Retype the material word for word.

[BEGIN]

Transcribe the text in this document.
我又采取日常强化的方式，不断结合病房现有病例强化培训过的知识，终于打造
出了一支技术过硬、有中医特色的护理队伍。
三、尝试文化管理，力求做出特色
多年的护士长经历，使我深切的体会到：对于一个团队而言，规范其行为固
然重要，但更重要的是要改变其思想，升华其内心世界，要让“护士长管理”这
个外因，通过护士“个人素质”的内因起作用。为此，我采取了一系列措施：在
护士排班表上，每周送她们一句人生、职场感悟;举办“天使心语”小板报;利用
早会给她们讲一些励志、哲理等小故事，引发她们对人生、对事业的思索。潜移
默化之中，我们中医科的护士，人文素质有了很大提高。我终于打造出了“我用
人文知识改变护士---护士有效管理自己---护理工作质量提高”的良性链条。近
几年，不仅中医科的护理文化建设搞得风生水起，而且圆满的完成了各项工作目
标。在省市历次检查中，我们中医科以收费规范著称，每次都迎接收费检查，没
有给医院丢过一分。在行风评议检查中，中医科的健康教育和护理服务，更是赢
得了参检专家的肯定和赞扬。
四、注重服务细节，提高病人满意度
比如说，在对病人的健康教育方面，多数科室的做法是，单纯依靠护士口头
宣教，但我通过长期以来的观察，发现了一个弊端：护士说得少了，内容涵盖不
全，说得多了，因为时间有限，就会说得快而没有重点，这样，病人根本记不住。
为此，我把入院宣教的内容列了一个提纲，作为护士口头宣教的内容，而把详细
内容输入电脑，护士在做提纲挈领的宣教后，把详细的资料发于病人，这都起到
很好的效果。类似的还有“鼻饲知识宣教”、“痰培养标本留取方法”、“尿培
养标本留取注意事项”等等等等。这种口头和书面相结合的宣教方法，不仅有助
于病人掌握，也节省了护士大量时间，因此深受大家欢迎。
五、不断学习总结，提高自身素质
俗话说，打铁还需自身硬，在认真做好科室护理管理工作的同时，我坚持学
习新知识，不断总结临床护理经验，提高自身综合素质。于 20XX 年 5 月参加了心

[END]

**The response**
Transcribe the text in this document.
我又采取日常强化的方式，不断结合病房现有病例强化培训过的知识，终于打造
出了一支技术过硬、有中医特色的护理队伍。
三、尝试文化管理，力求做出特色
多年的护士长经历，使我深切的体会到：对于一个团队而言，规范其行为固
然重要，但更重要的是要改变其思想，升华其内心世界，要让“护士长管理”这
个外因，通过护士“个人素质”的内因起作用。为此，我采取了一系列措施：在
护士排班表上，每周送她们一句人生、职场感悟;举办“天使心语”小板报;利用
早会给她们讲一些励志、哲理等小故事，引发她们对人生、对事业的思索。潜移
默化之中，我们中医科的护士，人文素质有了很大提高。我终于打造出了“我用
人文知识改变护士---护士有效管理自己---护理工作质量提高”的良性链条。近
几年，不仅中医科的护理文化建设搞得风生水起，而且圆满的完成了各项工作目
标。在省市历次检查中，我们中医科以收费规范著称，每次都迎接收费检查，没
有给医院丢过一分。在行风评议检查中，中医科的健康教育和护理服务，更是赢
得了参检专家的肯定和赞扬。
四、注重服务细节，提高病人满意度
比如说，在对病人的健康教育方面，多数科室的做法是，单纯依靠护士口头
宣教，但我通过长期以来的观察，发现了一个弊端：护士说得少了，内容涵盖不
全，说得多了，因为时间有限，就会说得快而没有重点，这样，病人根本记不住。
为此，我把入院宣教的内容列了一个提纲，作为护士口头宣教的内容，而把详细
内容输入电脑，护士在做提纲挈领的宣教后，把详细的资料发于病人，这都起到
很好的效果。类似的还有“鼻饲知识宣教”、“痰培养标本留取方法”、“尿培
养标本留取注意事项”等等等等。这种口头和书面相结合的宣教方法，不仅有助
于病人掌握，也节省了护士大量时间，因此深受大家欢迎。
五、不断学习总结，提高自身素质
俗话说，打铁还需自身硬，在认真做好科室护理管理工作的同时，我坚持学
习新知识，不断总结临床护理经验，提高自身综合素质。于 20XX 年 5 月参加了心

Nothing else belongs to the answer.